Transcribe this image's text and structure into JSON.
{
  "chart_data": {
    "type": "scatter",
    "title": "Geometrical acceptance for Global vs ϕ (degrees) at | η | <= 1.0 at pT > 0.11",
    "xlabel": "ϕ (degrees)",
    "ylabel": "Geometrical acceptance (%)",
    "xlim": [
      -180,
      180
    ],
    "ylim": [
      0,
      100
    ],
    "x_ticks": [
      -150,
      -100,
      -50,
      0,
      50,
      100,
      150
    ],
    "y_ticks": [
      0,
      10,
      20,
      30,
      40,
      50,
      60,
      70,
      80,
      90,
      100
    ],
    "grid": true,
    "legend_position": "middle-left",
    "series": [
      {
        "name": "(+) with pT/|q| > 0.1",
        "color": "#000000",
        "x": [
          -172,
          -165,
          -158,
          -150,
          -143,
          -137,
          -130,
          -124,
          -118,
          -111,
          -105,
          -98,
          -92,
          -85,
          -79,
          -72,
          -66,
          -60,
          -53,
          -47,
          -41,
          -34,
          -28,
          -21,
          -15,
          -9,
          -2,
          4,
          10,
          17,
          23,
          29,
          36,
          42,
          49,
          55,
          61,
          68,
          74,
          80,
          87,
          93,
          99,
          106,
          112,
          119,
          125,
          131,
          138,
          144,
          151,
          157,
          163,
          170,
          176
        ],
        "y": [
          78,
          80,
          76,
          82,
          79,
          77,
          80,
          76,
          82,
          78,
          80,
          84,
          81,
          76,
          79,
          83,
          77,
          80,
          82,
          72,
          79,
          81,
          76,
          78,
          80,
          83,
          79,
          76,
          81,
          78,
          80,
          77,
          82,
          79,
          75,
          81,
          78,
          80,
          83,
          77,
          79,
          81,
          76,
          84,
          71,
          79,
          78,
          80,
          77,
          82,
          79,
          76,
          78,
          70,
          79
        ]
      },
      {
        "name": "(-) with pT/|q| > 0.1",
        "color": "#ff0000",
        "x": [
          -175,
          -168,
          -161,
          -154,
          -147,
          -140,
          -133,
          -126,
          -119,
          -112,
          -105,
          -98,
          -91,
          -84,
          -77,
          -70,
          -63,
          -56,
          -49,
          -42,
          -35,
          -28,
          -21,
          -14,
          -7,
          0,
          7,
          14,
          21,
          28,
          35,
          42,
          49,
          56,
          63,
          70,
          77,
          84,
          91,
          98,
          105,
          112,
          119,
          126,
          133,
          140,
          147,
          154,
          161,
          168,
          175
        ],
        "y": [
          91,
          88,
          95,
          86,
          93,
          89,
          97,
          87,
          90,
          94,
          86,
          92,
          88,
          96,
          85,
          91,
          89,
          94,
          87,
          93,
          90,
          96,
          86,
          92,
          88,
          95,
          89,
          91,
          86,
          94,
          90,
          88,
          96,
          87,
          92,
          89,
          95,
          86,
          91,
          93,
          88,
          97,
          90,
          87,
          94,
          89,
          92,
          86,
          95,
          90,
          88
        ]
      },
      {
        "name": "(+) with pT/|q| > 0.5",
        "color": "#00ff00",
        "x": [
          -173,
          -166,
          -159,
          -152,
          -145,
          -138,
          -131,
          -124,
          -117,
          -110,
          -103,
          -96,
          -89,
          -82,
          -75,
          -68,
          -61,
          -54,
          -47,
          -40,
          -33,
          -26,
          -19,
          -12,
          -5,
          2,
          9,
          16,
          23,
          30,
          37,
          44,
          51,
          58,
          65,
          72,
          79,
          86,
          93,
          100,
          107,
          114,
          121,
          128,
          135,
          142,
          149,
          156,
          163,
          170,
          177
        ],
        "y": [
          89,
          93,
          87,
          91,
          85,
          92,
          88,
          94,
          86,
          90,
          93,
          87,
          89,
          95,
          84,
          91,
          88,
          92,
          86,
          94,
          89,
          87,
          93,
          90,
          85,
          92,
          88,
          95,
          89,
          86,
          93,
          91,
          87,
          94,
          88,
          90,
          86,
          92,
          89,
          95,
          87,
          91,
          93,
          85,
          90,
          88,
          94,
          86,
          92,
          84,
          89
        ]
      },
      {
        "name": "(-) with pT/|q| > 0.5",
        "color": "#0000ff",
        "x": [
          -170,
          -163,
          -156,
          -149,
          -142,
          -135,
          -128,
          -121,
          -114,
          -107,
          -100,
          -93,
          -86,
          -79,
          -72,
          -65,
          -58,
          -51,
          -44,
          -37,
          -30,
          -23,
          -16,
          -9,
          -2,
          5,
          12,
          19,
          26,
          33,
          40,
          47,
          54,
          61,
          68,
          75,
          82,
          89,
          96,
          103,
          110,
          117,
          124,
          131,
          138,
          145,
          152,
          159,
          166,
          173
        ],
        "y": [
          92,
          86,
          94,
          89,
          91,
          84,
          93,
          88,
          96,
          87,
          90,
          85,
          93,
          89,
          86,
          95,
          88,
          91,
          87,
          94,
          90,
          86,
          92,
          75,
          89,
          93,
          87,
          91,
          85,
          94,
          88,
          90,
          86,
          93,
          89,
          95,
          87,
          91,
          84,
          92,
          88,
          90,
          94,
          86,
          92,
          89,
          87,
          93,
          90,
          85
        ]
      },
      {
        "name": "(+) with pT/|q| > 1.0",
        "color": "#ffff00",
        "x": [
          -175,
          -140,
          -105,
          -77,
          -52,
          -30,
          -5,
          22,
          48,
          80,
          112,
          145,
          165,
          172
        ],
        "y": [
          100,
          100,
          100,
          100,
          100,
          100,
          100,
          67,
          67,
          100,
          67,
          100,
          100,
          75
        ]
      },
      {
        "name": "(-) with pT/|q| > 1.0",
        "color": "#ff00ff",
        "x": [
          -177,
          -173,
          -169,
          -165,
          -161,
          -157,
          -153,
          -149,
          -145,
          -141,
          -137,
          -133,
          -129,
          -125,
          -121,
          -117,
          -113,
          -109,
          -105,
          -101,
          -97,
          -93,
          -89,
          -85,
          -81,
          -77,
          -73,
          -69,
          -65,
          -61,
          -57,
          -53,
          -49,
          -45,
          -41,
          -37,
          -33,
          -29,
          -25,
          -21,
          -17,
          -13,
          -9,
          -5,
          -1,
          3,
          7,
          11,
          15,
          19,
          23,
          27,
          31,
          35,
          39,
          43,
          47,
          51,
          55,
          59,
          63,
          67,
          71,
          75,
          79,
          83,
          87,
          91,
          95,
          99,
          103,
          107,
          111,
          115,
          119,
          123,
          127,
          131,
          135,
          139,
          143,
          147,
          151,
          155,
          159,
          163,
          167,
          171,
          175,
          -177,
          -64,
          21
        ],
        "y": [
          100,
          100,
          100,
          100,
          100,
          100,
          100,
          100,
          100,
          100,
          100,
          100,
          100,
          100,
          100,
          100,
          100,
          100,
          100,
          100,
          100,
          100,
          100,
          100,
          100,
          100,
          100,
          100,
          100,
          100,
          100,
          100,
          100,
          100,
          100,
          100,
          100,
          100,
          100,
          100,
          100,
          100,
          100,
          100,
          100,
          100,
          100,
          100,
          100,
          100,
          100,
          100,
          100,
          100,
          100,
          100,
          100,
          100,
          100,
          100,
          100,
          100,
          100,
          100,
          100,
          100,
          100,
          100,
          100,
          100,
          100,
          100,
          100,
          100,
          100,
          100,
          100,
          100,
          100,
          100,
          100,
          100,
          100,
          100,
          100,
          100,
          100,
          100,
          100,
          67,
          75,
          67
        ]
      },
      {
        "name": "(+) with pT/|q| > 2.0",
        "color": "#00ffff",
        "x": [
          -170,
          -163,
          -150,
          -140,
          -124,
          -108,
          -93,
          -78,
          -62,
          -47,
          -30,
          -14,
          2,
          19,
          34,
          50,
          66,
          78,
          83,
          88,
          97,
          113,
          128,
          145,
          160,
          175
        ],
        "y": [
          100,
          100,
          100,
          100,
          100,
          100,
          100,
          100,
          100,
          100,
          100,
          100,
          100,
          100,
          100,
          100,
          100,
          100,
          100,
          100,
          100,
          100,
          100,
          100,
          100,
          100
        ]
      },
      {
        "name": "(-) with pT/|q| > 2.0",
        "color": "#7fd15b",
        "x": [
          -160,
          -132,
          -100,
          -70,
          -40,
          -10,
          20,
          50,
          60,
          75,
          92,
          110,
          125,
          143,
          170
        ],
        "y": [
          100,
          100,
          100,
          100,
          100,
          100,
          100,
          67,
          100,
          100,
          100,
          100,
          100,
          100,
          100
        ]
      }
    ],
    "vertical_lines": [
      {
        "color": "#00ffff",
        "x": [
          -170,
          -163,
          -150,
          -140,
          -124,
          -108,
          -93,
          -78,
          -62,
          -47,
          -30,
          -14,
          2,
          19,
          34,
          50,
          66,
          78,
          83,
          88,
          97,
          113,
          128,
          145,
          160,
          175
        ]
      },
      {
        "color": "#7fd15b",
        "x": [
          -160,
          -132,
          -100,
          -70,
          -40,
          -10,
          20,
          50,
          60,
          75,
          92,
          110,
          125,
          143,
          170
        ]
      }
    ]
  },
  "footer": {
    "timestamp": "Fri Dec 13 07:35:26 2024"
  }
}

* _YOUR TASK_
Return all lines containing the word "degrees".

* _SOLUTION TO THIS EXERCISE_
    "title": "Geometrical acceptance for Global vs ϕ (degrees) at | η | <= 1.0 at pT > 0.11",
    "xlabel": "ϕ (degrees)",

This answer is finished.